Brian Beacom

EVER failed? No matter. Try again. Fail again. Fail better.

Gregor Sharp doesn’t have Samuel Beckett’s quote tattooed on his arm (as tennis star Stan Wawrinka has.)

But when we meet at BBC Scotland’s Pacific Quay there’s little doubt the mantra is fairly ingrained into Gregor’s fair-haired head.

Gregor’s story as a hopeful writer reveals a career with more on and off switches than a demonstration TV set in Curries.

Right now, he and writing partner Simon Carlyle are riding high, enjoying the accolades for the opening of their third BBC Two series of clever, caustic domestic comedy, Two Doors Down.

Gregor is also a BBC comedy commission editor, commuting to London from his home in Glasgow’s West End.

However, the writer has worked long and hard to make it happen. Failing hard. Failing often.

Even, at one point, failing to land a job stacking shelves in Tesco.

“Growing up in Cardonald I wrote a lot of stories in primary school, read avidly and plundered the local library,” he recalls.

“But I wasn’t a bookworm, I’d be outdoors a lot on my bike. The media was never on the radar.

“And while I watched a lot of TV and sitcoms, it was never going to be a career.”

Encouraged by his parents – a teacher and a lecturer - to get a “proper job” the teenage Gregor had no idea what that actually meant so he attempted a Business Studies degree at Strathclyde University.

“It was the worst thing ever,” he says with a wry smile.

“I was about to chuck it all in when I got talking to a guy outside the student union who was set to change course to English.

“I didn’t know that was possible. So I went back to First Year to do exactly that.”

After university, Gregor knocked on the doors of journalism only to achieve sore knuckles.

“It got to the point I once applied for a job on a porno mag, Galaxy Publications.”

Gregor didn’t make it into porn and decided to grasp at a teacher training position. But just as he licked his stamp on the application form, his eye was caught by a magazine ad in which STV were looking for a “lowest level” intern.

Gregor didn’t land the job, but was invited to work for free, to gain experience.

“There was one week I didn’t have the bus fares to get in. I was signing on that day The Head of Arts called me up and encouraged me to come back. It was a really important moment.”

Data excerpts
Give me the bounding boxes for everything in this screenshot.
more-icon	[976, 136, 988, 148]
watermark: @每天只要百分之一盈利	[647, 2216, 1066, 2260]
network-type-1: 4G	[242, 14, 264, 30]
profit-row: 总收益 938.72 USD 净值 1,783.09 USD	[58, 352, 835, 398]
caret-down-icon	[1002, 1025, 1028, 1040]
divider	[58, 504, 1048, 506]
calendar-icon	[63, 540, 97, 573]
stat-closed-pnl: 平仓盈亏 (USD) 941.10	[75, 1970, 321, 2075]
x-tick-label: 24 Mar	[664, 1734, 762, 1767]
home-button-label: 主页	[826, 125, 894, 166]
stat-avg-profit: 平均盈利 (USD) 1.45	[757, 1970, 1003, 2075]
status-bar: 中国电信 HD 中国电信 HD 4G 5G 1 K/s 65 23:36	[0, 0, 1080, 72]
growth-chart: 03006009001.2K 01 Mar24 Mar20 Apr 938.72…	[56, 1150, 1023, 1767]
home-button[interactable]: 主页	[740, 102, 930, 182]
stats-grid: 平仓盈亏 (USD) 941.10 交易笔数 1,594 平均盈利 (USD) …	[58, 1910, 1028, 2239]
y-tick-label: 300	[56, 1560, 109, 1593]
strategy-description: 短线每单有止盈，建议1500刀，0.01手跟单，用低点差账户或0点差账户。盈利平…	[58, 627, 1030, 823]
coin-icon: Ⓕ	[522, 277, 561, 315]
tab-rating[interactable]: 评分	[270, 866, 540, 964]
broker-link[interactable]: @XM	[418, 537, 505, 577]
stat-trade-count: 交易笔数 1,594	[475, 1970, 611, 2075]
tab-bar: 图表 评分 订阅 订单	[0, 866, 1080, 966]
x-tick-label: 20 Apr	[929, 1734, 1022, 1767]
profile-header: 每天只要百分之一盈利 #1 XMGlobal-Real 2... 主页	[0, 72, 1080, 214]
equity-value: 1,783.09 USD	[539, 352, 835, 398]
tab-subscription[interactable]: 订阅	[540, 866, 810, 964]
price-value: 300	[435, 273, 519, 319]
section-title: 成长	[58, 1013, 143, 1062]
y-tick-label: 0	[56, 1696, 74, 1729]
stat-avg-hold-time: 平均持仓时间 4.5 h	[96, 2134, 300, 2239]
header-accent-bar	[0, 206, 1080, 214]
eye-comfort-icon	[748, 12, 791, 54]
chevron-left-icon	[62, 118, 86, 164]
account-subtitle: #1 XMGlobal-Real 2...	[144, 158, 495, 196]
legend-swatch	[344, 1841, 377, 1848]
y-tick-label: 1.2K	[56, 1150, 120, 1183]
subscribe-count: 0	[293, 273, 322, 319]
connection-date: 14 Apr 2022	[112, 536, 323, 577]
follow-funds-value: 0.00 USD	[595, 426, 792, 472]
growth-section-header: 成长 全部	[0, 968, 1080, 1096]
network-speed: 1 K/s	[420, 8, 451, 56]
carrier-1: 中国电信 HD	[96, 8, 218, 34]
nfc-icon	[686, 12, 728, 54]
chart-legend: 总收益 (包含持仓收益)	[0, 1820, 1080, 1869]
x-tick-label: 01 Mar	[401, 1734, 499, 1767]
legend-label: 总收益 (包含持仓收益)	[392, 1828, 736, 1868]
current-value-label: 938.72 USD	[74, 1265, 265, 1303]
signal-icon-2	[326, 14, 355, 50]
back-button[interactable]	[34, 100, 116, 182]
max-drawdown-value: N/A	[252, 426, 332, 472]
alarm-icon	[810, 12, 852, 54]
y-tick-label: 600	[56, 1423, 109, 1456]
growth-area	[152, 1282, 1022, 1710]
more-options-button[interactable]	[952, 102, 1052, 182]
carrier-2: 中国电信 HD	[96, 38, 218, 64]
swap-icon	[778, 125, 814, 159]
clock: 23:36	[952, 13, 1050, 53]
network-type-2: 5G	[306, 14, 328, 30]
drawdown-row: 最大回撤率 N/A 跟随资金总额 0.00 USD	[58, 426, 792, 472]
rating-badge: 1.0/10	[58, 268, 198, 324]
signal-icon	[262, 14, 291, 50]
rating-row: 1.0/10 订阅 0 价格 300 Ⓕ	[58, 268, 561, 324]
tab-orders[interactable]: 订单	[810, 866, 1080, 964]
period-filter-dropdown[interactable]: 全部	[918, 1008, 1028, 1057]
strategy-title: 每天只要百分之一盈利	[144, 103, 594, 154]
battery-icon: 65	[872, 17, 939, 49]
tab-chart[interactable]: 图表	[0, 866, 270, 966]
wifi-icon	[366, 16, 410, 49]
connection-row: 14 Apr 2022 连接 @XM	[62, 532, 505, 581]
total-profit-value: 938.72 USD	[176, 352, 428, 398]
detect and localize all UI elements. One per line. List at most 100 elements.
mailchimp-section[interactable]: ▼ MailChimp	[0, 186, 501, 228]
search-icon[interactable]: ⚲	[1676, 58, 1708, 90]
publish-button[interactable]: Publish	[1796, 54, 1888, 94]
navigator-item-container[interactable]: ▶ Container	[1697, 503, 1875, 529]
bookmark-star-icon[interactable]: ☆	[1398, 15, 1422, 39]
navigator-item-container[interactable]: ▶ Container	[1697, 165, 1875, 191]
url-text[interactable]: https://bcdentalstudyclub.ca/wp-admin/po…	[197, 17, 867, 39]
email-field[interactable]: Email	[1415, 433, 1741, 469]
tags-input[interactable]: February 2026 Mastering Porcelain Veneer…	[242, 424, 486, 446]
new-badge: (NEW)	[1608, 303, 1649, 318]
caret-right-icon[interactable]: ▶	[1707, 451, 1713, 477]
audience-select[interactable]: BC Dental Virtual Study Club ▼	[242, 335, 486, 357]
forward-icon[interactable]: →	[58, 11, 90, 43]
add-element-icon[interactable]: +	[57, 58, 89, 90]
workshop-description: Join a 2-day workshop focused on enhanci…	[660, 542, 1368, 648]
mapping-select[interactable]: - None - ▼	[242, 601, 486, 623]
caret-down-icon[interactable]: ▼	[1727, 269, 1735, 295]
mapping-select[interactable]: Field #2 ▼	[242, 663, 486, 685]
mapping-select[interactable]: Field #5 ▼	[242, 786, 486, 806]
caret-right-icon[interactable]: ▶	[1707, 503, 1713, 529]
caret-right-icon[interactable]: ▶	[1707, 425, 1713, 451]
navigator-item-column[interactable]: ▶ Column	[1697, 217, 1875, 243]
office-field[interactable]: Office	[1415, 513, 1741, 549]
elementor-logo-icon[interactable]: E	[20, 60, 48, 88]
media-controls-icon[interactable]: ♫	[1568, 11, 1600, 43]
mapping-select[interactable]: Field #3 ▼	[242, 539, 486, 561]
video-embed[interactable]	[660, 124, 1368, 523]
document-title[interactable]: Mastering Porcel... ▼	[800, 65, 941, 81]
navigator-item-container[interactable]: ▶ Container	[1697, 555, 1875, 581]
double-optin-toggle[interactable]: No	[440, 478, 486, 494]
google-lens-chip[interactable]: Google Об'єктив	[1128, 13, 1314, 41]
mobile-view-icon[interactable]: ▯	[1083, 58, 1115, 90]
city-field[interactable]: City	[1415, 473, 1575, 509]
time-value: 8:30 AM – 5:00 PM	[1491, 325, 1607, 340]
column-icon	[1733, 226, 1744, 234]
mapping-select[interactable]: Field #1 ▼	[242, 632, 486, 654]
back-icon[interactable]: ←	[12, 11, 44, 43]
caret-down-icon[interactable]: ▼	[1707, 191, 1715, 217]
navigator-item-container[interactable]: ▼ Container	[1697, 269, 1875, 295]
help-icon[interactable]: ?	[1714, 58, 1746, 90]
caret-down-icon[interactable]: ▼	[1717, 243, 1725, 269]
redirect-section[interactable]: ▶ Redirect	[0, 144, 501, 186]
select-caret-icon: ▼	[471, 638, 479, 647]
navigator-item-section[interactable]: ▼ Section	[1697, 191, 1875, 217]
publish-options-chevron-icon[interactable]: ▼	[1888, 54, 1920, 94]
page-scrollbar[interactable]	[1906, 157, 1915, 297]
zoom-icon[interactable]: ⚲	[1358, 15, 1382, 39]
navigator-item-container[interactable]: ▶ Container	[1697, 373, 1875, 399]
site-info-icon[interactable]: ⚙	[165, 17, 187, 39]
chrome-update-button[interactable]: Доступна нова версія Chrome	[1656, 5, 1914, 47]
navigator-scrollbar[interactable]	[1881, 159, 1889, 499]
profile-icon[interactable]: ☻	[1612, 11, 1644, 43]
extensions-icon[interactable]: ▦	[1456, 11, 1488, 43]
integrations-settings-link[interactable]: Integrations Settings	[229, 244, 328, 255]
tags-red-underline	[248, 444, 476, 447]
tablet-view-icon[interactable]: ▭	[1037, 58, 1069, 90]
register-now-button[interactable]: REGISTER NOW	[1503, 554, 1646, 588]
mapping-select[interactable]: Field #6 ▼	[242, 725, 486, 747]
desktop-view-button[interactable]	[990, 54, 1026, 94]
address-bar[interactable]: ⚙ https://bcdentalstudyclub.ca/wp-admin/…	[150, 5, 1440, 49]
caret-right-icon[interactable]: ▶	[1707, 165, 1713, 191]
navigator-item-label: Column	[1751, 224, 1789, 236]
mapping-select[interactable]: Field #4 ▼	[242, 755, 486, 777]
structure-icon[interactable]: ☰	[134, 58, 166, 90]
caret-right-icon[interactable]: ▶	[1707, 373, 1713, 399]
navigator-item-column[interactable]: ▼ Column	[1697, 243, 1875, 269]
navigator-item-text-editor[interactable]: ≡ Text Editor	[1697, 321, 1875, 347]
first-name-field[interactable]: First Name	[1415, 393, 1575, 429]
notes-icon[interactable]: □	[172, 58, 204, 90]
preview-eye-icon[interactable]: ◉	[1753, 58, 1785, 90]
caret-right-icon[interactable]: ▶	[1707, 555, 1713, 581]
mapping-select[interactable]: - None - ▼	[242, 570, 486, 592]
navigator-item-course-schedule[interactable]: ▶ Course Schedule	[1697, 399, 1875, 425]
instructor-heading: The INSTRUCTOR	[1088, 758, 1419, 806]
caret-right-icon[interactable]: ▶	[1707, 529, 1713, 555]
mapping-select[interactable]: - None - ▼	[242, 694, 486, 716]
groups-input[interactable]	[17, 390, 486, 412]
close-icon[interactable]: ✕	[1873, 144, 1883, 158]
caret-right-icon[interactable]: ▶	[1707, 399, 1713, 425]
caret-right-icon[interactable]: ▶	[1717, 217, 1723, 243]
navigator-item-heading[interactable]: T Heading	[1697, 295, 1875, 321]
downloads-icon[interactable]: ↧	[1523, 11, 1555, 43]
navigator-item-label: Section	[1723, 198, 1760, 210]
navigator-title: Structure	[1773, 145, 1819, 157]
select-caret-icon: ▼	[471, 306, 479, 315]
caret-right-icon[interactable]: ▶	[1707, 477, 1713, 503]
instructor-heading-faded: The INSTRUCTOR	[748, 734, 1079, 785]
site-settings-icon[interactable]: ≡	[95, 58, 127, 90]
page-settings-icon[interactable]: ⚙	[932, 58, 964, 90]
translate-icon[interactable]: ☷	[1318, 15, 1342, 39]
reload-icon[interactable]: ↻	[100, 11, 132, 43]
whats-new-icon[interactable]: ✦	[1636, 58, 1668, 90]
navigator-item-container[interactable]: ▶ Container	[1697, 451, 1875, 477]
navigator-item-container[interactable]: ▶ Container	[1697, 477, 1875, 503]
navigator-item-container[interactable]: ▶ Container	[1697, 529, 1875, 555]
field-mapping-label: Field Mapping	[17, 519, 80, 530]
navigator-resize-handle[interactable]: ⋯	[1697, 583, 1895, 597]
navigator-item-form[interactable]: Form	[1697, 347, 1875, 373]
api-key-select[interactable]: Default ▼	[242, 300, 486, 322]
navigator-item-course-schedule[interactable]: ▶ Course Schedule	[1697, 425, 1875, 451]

Problems and tasks
A - According to the profile of Gregor Sharp, what degree did he first attempt at Strathclyde University?
B - Translate this sentence from the profile of Gregor Sharp into Spanish: "Gregor didn’t land the job, but was invited to work for free, to gain experience."
C - Continue the profile of Gregor Sharp after its last sentence.

Results of the exercise
A - A Business Studies degree.

B - Gregor no consiguió el puesto, pero lo invitaron a trabajar gratis para adquirir experiencia.

C -
After a stint stuffing envelopes, Gregor became a Junior on arts show NB and soon had hands-on experience. Within two years he was directing items and producing, putting together programmes.

Along the way, he met his future wife Angela, who would go on to become a TV producer. But Gregor met someone who was to impact tremendously on his professional life.

Simon Carlyle was another freelancer working on shows such as Wheel of Fortune.

The pair connected, even though they were polar opposites. (Simon had once dreamt of a life of a drag artist in London and was a professional ice skater.) But they shared a love of comedy.

Later, they both moved to BBC Scotland to work on children’s television and Simon began writing sketches.

Simon encouraged his chum to co-write - Gregor providing structure, with Simon offering “all the filthy jokes I’d learned in the gay bars of Glasgow.”

In 2003, they came up with sunbed sitcom Terri McIntyre: Classy Bitch. A comedy writing partnership was born.

“But we didn’t always use to get along, especially in the early days,” says Gregor with a knowing mile.

“It’s hard to write comedy. You need a sense of humour to go into a shed in Ayr for two months. (Simon’s parents’). And you also need to have a mutual veto, to be able to say ‘That’s not funny.’ And I had to defer to the fact Simon was the performer. He was saying the words.”

Terri McIntyre was a minor hit but not big enough to propel the pair into the majors.

The pair plodded on with their separate TV lives, Simon acting, writing on his own. Gregor took on freelance production contracts.

They got back together, and 2006 they had another crack at the big time with BBC sitcom Thin Ice. It only ran to one series. “It was funny, but the world (of ice skating) didn’t really work.”

Three years on, Gregor gave up his job as a researcher with BBC Scotland to co-write again with Simon. This time the result was caravan park sitcom Happy Hollidays. But it was static. Again, the alchemy not quite right.

“Those were my worst days,” Gregor admits of the post Hollidays period. “I was trying to make it as a writer on my own. But my accounts that first year revealed I’d earned £900 in total. And you don’t get dole money.

“I was at the point of chucking it all in and applying for teaching jobs. At one point I even applied for a night shift in Tesco. But I didn’t get it. I was over-qualified. Yet, I had to bring money in to the house. It was a really tricky time.”

He continued to write spec scripts. “I wrote a lot that year, three sitcoms, a film script, trying to generate my own leads.”

He wrote again with Simon, this time coming up with one-off comedy No Holds Bard in 2009. It was funny. It was dark. The pair were coming to find their voice. It led to nowhere but they were now failing better.

The writers came up with another idea, based on suburban family lives in Scotland. Two Doors Down was transmitted as a one-off comedy drama in 2013, commissioned by BBC Scotland. But it wasn’t picked up as a series.

Given the critical acclaim for the show, Gregor could have been forgiven for reaching for the anti-depressants. But he persevered. And fate kicked in. He was earmarked for a comedy commissioner job with the BBC in London.

“I wasn’t trying to build a career in this way, but I guess I had acquired some of the skills.

“In the first week, I was working with Hat Trick Productions who were making the second series of Episodes and I was suddenly at dinner with Matt LeBlanc and Friends writer David Crane.

“The next day I was working on Outnumbered. To get a view of the world from that side of the fence was amazing.”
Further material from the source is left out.